→ Data shown:
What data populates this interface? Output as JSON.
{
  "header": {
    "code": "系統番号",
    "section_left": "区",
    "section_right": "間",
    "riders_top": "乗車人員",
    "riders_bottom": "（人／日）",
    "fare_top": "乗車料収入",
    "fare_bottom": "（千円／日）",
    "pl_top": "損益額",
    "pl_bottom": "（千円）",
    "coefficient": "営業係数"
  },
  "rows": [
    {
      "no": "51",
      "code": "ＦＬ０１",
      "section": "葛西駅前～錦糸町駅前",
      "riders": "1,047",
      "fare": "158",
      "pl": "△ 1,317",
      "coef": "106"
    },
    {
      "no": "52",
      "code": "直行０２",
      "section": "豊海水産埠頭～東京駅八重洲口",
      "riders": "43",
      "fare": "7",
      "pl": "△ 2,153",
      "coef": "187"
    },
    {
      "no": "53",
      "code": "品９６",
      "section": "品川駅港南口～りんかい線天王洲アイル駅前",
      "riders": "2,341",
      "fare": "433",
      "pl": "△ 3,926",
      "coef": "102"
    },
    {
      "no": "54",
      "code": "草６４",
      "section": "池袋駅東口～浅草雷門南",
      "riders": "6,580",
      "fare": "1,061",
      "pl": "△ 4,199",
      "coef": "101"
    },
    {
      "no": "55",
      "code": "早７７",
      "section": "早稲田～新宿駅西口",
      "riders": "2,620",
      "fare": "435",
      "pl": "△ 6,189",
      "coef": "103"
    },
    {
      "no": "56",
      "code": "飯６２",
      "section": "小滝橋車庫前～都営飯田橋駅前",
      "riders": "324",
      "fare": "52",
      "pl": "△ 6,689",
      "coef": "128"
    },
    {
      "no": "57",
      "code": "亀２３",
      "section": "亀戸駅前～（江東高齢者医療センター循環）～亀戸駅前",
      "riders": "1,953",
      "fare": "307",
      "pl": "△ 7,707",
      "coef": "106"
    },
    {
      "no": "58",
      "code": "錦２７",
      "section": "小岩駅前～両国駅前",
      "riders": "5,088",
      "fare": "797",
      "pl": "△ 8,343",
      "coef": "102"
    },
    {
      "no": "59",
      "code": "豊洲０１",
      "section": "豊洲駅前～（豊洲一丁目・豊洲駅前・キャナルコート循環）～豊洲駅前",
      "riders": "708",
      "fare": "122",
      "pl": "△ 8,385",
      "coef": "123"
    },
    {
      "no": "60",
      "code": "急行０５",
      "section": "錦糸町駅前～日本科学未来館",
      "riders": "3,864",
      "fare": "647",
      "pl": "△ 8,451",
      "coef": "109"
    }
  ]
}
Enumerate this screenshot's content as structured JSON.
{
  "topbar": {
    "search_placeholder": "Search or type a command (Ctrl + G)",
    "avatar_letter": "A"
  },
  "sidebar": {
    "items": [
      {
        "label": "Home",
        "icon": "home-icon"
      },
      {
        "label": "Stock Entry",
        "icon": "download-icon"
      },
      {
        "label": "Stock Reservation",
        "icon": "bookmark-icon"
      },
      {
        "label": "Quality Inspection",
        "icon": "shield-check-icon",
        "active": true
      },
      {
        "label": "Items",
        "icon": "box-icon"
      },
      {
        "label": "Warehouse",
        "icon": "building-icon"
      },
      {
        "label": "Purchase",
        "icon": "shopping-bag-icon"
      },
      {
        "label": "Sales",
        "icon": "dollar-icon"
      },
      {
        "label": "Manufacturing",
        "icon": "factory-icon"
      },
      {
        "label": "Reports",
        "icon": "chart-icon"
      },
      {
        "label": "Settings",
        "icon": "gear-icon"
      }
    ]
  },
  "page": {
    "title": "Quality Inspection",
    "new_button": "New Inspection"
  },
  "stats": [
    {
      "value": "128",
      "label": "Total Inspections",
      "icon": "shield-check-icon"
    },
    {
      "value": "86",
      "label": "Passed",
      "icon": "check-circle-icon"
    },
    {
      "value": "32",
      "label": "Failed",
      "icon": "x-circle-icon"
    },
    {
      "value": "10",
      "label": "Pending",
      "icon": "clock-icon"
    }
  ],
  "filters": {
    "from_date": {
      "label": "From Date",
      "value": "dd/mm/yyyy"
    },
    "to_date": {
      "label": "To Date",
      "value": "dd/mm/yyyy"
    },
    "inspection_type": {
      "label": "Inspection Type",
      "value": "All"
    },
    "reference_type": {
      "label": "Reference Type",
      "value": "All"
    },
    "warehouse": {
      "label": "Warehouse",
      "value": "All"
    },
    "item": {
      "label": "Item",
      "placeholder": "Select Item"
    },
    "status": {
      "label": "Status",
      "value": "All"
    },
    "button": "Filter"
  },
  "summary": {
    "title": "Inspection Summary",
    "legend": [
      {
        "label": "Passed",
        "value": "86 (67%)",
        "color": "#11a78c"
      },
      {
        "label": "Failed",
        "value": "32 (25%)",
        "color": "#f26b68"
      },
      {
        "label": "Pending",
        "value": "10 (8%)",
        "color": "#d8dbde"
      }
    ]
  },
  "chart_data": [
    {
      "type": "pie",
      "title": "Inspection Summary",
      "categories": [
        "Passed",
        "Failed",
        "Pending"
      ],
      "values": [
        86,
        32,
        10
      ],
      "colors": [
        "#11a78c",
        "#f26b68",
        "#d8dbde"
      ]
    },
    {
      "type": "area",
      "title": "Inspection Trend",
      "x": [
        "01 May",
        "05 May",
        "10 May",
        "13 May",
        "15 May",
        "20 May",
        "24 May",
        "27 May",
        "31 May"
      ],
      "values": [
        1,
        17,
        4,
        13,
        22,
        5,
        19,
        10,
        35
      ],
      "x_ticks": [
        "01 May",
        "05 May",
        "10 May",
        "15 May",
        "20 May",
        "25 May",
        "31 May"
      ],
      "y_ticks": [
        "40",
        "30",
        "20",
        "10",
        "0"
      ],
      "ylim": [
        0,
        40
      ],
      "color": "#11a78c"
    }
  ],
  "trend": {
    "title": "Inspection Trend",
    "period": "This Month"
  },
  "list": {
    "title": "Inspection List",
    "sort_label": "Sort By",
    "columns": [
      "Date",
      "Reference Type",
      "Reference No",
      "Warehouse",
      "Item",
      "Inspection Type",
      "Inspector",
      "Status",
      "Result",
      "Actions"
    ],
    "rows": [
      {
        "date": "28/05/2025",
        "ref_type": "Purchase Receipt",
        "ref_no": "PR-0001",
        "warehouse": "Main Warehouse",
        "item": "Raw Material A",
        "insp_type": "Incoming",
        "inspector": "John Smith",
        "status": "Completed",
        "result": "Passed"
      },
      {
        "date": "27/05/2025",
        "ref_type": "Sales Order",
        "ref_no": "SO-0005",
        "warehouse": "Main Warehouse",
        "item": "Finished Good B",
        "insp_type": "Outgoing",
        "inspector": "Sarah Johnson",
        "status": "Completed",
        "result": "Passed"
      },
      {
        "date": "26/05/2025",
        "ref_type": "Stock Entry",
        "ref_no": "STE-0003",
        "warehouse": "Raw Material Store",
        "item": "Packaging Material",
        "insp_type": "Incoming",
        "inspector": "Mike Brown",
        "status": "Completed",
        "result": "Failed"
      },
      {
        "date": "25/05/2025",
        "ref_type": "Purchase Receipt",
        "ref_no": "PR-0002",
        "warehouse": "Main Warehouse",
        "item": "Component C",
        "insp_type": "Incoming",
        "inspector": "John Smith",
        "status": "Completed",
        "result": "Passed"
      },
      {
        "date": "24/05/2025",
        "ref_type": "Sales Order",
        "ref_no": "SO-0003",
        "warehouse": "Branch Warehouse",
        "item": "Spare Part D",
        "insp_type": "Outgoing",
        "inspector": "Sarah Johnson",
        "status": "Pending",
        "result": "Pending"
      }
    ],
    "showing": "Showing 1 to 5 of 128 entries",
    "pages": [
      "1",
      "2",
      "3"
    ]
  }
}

→ Problem to work on: Show each line of the listing that holds the string "Pending".

→ Answer to this problem:
      "label": "Pending",
        "label": "Pending",
        "Pending"
        "status": "Pending",
        "result": "Pending"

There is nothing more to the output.